Figure record extracts:
-- Begin --

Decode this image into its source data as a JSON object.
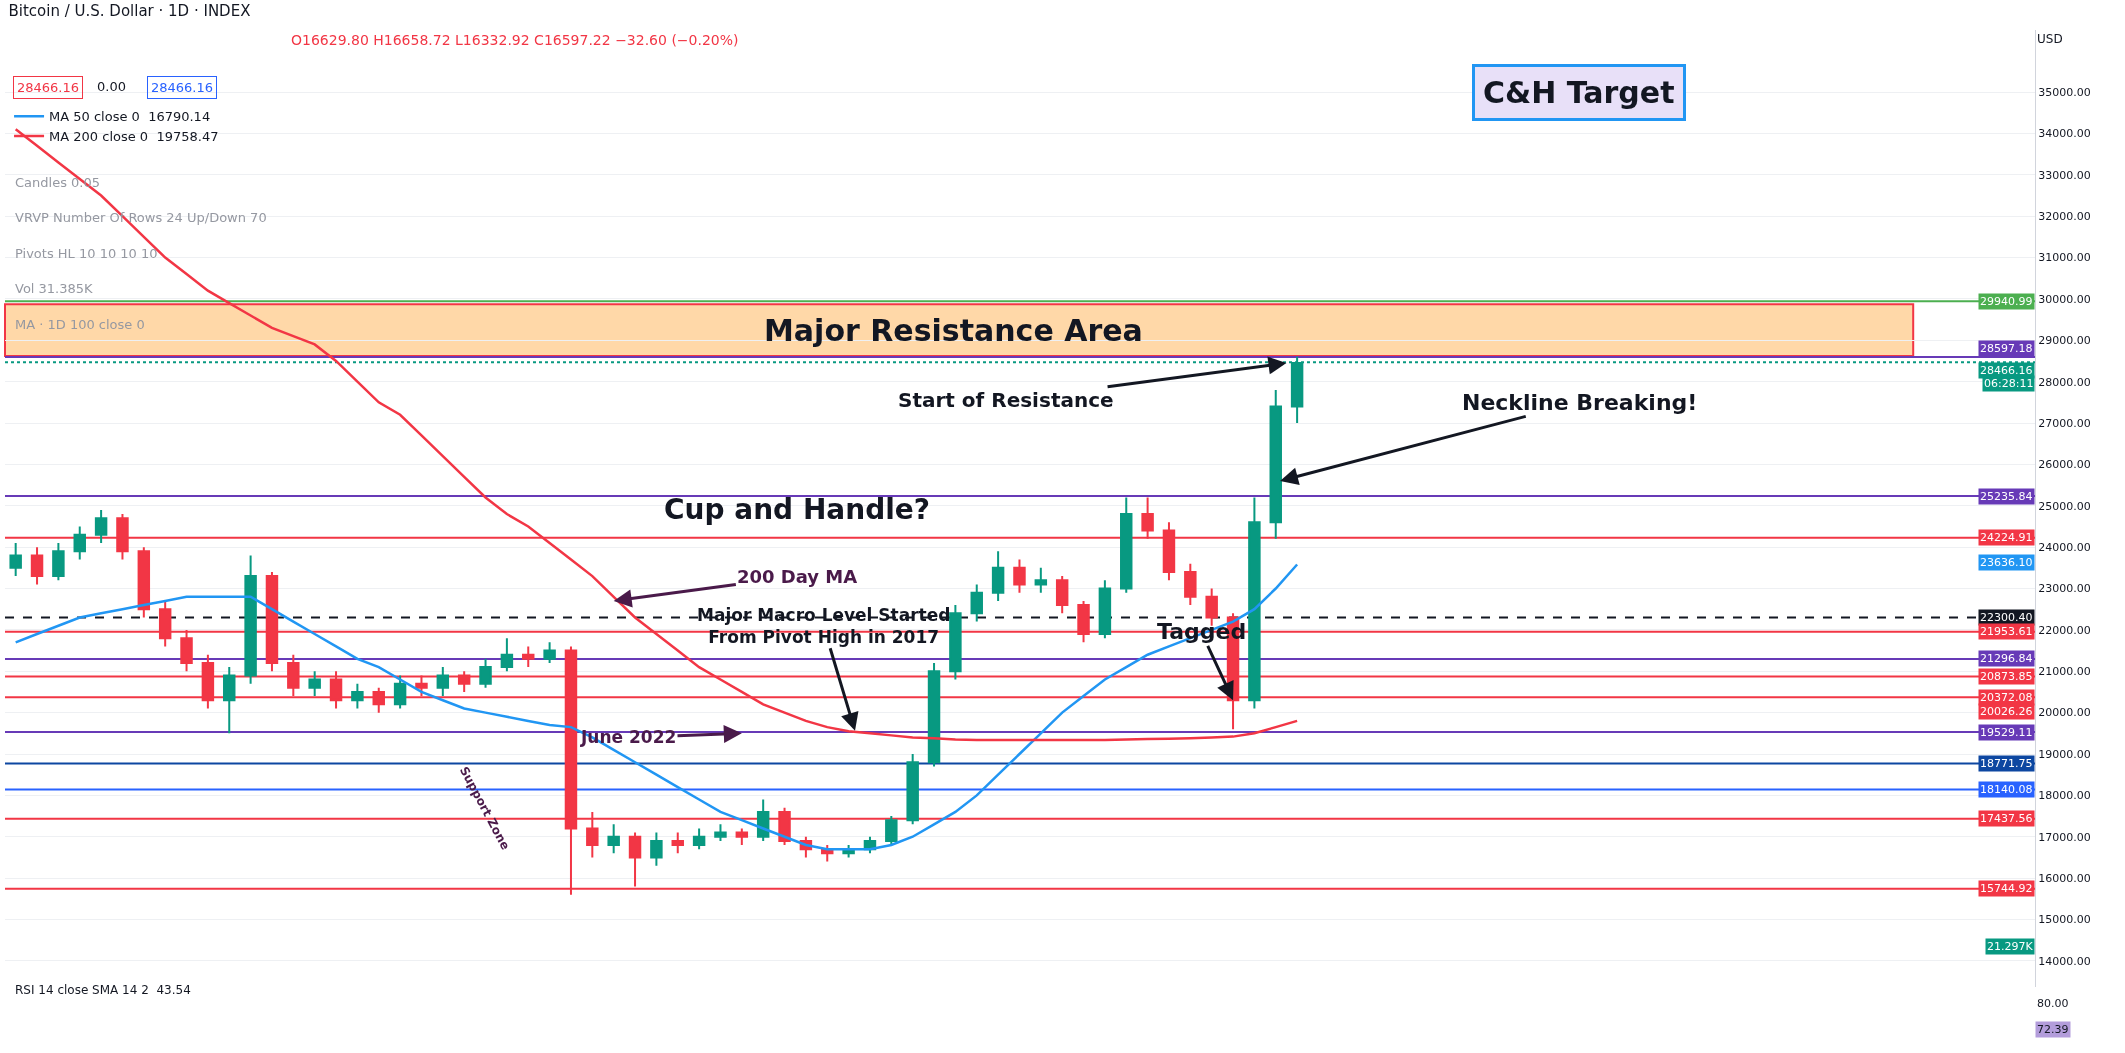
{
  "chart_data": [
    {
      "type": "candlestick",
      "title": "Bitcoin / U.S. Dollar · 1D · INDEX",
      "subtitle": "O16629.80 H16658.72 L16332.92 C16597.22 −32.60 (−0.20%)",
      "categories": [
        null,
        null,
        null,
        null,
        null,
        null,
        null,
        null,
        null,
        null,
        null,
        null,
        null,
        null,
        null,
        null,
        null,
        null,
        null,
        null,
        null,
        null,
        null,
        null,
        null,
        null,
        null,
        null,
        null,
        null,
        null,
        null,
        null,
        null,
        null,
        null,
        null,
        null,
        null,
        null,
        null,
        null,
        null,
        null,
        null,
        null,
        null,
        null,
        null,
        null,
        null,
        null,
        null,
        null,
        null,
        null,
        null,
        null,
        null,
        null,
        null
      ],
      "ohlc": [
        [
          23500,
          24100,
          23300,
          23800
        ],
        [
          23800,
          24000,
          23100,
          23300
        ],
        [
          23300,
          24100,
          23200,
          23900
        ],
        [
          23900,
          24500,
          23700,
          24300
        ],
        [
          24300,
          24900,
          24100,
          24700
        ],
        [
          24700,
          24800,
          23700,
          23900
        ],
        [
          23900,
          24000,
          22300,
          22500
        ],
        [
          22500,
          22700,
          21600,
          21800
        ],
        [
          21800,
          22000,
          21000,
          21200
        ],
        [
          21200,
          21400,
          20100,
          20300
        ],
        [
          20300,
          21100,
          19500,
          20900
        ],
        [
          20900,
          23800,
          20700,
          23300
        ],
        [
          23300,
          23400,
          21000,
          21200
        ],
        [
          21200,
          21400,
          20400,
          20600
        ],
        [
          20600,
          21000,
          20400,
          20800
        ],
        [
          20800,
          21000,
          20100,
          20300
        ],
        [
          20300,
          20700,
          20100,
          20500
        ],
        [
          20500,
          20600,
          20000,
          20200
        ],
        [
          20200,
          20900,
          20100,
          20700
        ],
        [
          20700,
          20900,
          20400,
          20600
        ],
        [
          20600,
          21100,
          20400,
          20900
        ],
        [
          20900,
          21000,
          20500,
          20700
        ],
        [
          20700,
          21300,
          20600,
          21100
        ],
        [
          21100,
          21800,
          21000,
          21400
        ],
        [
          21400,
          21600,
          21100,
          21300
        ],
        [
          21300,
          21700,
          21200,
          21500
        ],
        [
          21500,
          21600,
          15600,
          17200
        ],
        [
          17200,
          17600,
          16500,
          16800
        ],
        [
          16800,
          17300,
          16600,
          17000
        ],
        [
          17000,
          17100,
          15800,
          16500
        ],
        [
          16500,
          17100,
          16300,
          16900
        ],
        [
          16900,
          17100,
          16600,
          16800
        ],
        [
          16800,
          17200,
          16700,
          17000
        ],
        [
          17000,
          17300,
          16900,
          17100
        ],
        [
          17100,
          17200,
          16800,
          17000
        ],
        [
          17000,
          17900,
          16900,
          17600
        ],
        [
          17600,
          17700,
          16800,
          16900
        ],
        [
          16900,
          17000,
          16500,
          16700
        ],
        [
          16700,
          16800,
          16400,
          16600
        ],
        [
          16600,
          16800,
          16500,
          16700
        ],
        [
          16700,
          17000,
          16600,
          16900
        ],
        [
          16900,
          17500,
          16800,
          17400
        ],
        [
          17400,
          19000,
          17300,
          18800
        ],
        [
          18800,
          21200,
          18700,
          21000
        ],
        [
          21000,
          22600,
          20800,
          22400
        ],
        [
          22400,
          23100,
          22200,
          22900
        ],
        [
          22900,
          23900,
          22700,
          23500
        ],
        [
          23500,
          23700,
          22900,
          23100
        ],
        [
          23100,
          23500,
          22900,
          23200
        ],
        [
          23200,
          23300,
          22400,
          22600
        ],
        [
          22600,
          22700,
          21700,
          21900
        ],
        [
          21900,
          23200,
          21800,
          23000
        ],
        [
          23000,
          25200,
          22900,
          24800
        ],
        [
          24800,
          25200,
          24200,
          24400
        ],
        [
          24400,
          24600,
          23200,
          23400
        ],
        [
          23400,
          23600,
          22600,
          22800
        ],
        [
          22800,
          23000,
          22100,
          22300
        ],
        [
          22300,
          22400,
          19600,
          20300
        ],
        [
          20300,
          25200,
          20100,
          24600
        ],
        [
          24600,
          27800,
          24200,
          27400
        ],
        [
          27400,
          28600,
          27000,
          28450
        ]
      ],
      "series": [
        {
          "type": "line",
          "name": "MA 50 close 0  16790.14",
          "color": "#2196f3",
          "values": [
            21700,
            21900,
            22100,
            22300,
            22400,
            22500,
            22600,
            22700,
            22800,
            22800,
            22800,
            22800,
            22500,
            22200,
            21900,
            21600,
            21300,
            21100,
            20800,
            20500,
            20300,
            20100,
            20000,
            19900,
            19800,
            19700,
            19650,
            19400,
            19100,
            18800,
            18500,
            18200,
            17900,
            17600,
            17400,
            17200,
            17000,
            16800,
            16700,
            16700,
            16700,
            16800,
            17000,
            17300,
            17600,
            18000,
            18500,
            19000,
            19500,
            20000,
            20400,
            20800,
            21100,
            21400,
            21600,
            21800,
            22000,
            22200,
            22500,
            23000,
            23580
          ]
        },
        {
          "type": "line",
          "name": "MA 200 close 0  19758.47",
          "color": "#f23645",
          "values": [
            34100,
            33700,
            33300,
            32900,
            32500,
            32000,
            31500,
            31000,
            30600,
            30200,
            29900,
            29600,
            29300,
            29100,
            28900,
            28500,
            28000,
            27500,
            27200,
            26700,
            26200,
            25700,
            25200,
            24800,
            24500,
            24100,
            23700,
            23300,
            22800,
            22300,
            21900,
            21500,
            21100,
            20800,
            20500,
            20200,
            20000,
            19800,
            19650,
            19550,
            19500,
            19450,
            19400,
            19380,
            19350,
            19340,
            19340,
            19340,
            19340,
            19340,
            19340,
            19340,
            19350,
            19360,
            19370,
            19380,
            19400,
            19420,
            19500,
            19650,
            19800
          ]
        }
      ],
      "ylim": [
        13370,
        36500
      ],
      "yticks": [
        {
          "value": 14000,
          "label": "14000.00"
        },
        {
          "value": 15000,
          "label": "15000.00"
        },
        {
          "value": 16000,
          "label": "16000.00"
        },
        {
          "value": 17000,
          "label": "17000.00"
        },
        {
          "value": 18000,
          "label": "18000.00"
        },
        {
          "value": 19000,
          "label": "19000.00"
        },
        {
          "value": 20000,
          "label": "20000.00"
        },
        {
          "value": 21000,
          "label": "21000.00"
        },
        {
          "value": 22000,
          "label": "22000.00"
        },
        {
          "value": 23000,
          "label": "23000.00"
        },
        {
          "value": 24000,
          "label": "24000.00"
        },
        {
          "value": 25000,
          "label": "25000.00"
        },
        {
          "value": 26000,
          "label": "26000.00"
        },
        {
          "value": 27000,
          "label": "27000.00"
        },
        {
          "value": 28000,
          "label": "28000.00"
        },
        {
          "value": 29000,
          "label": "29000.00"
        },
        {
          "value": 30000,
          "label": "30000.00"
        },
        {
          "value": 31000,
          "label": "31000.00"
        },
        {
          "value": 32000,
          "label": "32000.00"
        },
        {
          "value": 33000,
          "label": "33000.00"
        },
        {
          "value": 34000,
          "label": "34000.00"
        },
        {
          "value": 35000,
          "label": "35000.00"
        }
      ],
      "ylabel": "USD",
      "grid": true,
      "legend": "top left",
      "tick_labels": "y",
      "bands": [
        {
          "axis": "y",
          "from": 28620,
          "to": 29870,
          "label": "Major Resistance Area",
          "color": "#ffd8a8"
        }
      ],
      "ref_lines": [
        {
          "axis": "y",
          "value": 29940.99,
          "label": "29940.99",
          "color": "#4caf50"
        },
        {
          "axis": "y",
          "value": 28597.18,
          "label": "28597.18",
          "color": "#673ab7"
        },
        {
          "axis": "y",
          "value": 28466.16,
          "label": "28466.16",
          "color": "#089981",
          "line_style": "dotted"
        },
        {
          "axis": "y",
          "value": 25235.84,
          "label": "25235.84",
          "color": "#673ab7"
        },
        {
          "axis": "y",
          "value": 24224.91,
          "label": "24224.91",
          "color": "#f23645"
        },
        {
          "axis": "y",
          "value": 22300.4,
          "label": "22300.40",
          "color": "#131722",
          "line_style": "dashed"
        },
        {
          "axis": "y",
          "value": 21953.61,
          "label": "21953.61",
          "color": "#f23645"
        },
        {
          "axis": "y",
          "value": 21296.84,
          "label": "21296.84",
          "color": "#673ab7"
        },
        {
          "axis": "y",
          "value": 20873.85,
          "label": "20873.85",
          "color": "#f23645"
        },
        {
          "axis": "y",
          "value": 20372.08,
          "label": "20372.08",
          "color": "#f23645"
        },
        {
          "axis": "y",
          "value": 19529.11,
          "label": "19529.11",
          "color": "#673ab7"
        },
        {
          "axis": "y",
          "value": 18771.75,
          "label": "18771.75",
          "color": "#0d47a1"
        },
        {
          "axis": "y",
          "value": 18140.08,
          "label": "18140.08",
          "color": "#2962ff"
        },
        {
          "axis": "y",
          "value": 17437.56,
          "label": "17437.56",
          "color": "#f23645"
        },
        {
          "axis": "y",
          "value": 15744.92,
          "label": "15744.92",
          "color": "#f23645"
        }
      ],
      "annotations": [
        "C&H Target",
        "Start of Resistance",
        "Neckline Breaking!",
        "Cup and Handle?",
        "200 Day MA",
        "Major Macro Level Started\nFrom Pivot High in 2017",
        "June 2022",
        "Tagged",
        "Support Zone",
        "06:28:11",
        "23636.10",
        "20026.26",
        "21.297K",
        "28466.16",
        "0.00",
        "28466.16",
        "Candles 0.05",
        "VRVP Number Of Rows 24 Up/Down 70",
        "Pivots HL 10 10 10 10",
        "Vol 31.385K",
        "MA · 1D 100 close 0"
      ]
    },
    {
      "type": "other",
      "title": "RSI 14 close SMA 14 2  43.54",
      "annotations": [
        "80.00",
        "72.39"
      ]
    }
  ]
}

-- End --

* [Exercise description] Copy out every line of the data that includes the word "name".

* [Written reply]
          "name": "MA 50 close 0  16790.14",
          "name": "MA 200 close 0  19758.47",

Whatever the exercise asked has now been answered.